CSE 373, Summer 2019: P1 Part 2

Table of Contents

  1. Summary

  2. Working with the experiment plot window

  3. Experiments

  4. Individual feedback survey

Summary

Due Thursday, July 18 at 11:59pm.

In this half of the assignment, you will run some code that uses the data structures you implemented in the previous part, and then analyze the resulting behavior. This will generally involve the following steps:

  1. Predict the resulting behavior of the experiment to the best of your judgement.
  2. Run the experiment code and save an image of the resulting plot. (A window should automatically open while/after running the experiment that displays a plot of the experiment results.)
  3. Answer the discussion questions for each specific experiment in order to explain how or why the experiment produced those results.

The hypothesis/predict-based-on-the-code portions of your write-up will be graded based on completion, so just write down your honest thoughts before running the experiment. Please submit all plots generated along with your answers. The post-experiment analysis portions will be graded based on the clarity of your explanations and whether they match up with your plot.

You and your partner will work together on this write-up. Your completed write-up MUST be in PDF format. Submit your write-up to Gradescope here as a group. Make sure to log in to Gradescope with your @uw.edu email address. When you submit, mark which pages correspond to the questions we ask, and afterwards, the partner who uploaded the PDF must add the other partner as a group member on Gradescope. Do not have each member submit individually. A video showing how to do this can be found here. We may deduct points if you do not correctly submit as a group or do not properly assign your pages/problems.

You won't be writing any new code in this part of the project; instead, you'll be running the experiment files in src/main/java/analysis/experiments/.

Additionally, here are a few more files that you might want to review while completing the assignment (note that this is just a starting point, not necessarily an exhaustive list):

  • src/main/java/datastructures/lists/DoubleLinkedList.java
  • src/main/java/datastructures/dictionaries/ArrayDictionary.java

Fix bugs from part 1

The results of these experiments depend on your previous code, so it's important to make sure you fix all of the potential bugs you might have in your code before doing the final runs of the experiments. You will receive feedback on your part 1 code soon after the final due date (usually the weekend-ish) and you should determine any fixes required from that. In the meantime, however, you may still run the experiments—if your data structures passed all the provided tests, you can assume that their behavior is reasonably close to the expected behavior.

Working with the experiment plot window

When you run most of the experiment files, a new window should open that plots the results of the experiment as they run. (Only experiment 8 is different; it will finish running all code first before producing the plot). For many of the experiments, the x-axis represents the size of the data structure (see the experiment notes for more details), and the y-axis represents time taken to run the code.

The window should look something like this:

Experiment plot window

Saving plots

To save these files, right click anywhere on the plot and an options window should appear. Select 'Save as' > 'PNG...'' to save the file.

Experiment saving options window

Note: we've set PNG files to be ignored in your git repos to reduce the memory usage when we download all your repositories for grading. If you want to share these images, you will have to use other means.

Other settings

There are a couple more useful options for the plots, such as renaming and hiding results. To access the menus, right click and select 'Series Properties...' to be brought to the menu shown below. Here you can hide results that grow too quickly, allowing you to view the other results better. You can also rename their legend entries here.

→ **Entries shown**
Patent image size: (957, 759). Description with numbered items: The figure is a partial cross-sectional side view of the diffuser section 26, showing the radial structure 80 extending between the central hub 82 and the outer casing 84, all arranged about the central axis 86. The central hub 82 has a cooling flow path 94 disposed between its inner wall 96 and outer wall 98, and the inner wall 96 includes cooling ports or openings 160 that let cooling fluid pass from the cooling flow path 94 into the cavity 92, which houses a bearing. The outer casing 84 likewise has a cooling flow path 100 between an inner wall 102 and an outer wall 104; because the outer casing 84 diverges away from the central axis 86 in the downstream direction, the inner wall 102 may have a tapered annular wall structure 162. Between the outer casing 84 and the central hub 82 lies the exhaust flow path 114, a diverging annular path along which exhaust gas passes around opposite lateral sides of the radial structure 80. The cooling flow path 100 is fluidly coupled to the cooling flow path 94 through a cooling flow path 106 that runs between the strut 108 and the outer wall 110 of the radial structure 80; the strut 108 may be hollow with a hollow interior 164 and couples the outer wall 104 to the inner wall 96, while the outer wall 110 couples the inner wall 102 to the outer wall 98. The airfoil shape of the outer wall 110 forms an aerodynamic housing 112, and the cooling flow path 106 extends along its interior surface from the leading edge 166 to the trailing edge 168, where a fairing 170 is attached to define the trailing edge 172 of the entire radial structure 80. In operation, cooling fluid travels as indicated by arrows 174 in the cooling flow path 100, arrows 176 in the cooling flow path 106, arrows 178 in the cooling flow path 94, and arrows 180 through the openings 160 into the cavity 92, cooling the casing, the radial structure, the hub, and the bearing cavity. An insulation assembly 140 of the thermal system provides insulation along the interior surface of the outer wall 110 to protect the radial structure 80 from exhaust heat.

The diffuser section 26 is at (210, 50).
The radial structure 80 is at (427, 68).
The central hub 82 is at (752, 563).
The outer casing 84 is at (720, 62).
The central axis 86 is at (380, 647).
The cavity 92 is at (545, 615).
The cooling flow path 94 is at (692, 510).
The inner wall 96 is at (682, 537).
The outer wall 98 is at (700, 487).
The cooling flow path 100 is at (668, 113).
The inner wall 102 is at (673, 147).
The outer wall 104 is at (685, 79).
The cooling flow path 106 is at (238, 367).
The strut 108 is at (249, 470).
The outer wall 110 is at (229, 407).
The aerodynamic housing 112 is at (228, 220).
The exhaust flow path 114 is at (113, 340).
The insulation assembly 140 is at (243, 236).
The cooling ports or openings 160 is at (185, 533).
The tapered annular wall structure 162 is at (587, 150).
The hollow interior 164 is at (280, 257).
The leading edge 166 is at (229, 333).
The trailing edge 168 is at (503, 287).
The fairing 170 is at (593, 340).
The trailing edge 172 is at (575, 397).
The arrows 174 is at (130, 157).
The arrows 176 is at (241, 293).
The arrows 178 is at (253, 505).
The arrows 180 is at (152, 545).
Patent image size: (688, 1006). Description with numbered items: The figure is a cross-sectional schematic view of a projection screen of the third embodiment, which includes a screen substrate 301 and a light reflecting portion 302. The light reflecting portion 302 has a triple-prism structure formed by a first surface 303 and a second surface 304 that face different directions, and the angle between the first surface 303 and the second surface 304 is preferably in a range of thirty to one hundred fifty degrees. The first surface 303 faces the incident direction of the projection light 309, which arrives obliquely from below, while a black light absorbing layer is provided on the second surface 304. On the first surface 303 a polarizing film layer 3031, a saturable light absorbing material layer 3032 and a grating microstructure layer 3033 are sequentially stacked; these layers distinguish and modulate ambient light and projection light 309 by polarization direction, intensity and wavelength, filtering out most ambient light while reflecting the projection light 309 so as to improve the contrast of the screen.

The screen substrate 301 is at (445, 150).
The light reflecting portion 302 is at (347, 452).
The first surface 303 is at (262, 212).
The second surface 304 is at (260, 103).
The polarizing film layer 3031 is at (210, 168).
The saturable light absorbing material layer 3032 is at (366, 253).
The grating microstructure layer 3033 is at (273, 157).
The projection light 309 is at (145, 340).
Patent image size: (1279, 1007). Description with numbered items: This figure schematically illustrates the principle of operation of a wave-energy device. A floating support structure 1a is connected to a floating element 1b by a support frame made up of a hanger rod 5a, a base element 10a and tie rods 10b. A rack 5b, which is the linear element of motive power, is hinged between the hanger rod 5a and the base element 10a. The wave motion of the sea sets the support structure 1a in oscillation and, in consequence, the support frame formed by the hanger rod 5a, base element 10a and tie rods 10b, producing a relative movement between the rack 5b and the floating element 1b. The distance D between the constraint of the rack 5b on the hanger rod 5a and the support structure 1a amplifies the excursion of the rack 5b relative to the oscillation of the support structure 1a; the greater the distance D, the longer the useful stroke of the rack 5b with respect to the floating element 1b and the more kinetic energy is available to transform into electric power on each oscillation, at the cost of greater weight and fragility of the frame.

→ **Request**
Continue the CSE 373 assignment page on running and plotting the experiments, picking up after its last sentence rather than drawing on the entries.

→ **Task output**
Experiment series menu

Feel free to also explore the other menu options. If you wish to rename the plot titles or axes labels, you may do so from the 'Chart Properties' window.

Note: to zoom in on a specific region of your plot, click and drag right and down to select the region. If you want to reset the zoom, drag any direction that is not a combination of right and down. You can also zoom through the right-click menu.

Experiments

For each of the experiments, answer the bolded questions (and questions in the orange boxes) in your write-up. Also include the PNGs of the plots inside your write-up PDF.

Note: As a reminder, you may ignore Checkstyle errors in this code, since this isn't code that you'll be submitting. If the errors bother you though, we've updated our Checkstyle configuration to remove the Checkstyle errors in the experiment files for this assignment, but you may need to re-download the configuration file if you have it saved locally.

Experiment 1: Double linked list iterator

In this first experiment, we'll check the actual runtimes of getting indices out of a DoubleLinkedList, compared to using the iterator. First, open up the code for the experiment and read through the three test methods that the experiment will be calling. Based on the code, predict the complexity class (constant, logarithmic, linear, \(n\log(n)\), quadratic, exponential) of the runtime of each test method as listSize increases, and record it in your write-up.

Now, run the experiment file. The main method in each experiment will open a plot window and plot the output of each test method when called with each input values from the listSizes array.

Questions (after running the experiment)

  1. You should see that the test that uses get has a much higher asymptotic growth than the others—why is that?
  2. Similarly, why are the runtimes for the iterator and the for-each loop so similar? (You may want to hide the series for the get test in order to see the other two more clearly in the plot window.)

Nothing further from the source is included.